- **BRIEF**: Each line below is to be written out in full, exactly as shown.

Extracted records
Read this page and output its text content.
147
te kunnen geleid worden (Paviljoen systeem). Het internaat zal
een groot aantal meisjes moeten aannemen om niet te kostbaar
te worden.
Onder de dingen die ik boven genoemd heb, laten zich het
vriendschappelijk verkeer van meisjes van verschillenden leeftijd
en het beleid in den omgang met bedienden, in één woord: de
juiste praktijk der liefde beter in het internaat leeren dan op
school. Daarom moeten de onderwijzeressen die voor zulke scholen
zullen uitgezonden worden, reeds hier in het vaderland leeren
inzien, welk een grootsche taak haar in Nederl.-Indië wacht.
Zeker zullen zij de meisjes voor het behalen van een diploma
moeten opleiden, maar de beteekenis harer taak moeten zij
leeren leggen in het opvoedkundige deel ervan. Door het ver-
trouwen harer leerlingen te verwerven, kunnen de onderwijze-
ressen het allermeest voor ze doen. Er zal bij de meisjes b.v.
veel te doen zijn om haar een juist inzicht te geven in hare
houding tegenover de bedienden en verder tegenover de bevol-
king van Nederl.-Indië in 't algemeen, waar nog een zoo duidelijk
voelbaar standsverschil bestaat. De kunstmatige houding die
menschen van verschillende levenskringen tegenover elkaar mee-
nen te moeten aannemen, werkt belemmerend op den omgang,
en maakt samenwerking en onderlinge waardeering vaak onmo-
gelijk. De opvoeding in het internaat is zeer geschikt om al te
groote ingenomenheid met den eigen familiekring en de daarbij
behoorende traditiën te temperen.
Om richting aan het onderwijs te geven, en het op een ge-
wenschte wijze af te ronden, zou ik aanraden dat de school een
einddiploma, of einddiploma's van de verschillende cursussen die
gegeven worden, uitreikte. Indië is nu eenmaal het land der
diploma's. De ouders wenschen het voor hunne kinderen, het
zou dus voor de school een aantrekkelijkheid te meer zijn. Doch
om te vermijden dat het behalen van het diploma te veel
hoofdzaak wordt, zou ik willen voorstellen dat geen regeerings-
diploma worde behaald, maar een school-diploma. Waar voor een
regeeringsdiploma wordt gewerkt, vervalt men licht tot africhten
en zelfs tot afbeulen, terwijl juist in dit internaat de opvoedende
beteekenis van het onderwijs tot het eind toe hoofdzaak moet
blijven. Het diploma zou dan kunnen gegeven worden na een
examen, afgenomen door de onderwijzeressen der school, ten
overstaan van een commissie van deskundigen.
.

- **RESULT BELOW**:
Read this page and output its text content.
147
te kunnen geleid worden (Paviljoen systeem). Het internaat zal
een groot aantal meisjes moeten aannemen om niet te kostbaar
te worden.
Onder de dingen die ik boven genoemd heb, laten zich het
vriendschappelijk verkeer van meisjes van verschillenden leeftijd
en het beleid in den omgang met bedienden, in één woord: de
juiste praktijk der liefde beter in het internaat leeren dan op
school. Daarom moeten de onderwijzeressen die voor zulke scholen
zullen uitgezonden worden, reeds hier in het vaderland leeren
inzien, welk een grootsche taak haar in Nederl.-Indië wacht.
Zeker zullen zij de meisjes voor het behalen van een diploma
moeten opleiden, maar de beteekenis harer taak moeten zij
leeren leggen in het opvoedkundige deel ervan. Door het ver-
trouwen harer leerlingen te verwerven, kunnen de onderwijze-
ressen het allermeest voor ze doen. Er zal bij de meisjes b.v.
veel te doen zijn om haar een juist inzicht te geven in hare
houding tegenover de bedienden en verder tegenover de bevol-
king van Nederl.-Indië in 't algemeen, waar nog een zoo duidelijk
voelbaar standsverschil bestaat. De kunstmatige houding die
menschen van verschillende levenskringen tegenover elkaar mee-
nen te moeten aannemen, werkt belemmerend op den omgang,
en maakt samenwerking en onderlinge waardeering vaak onmo-
gelijk. De opvoeding in het internaat is zeer geschikt om al te
groote ingenomenheid met den eigen familiekring en de daarbij
behoorende traditiën te temperen.
Om richting aan het onderwijs te geven, en het op een ge-
wenschte wijze af te ronden, zou ik aanraden dat de school een
einddiploma, of einddiploma's van de verschillende cursussen die
gegeven worden, uitreikte. Indië is nu eenmaal het land der
diploma's. De ouders wenschen het voor hunne kinderen, het
zou dus voor de school een aantrekkelijkheid te meer zijn. Doch
om te vermijden dat het behalen van het diploma te veel
hoofdzaak wordt, zou ik willen voorstellen dat geen regeerings-
diploma worde behaald, maar een school-diploma. Waar voor een
regeeringsdiploma wordt gewerkt, vervalt men licht tot africhten
en zelfs tot afbeulen, terwijl juist in dit internaat de opvoedende
beteekenis van het onderwijs tot het eind toe hoofdzaak moet
blijven. Het diploma zou dan kunnen gegeven worden na een
examen, afgenomen door de onderwijzeressen der school, ten
overstaan van een commissie van deskundigen.
.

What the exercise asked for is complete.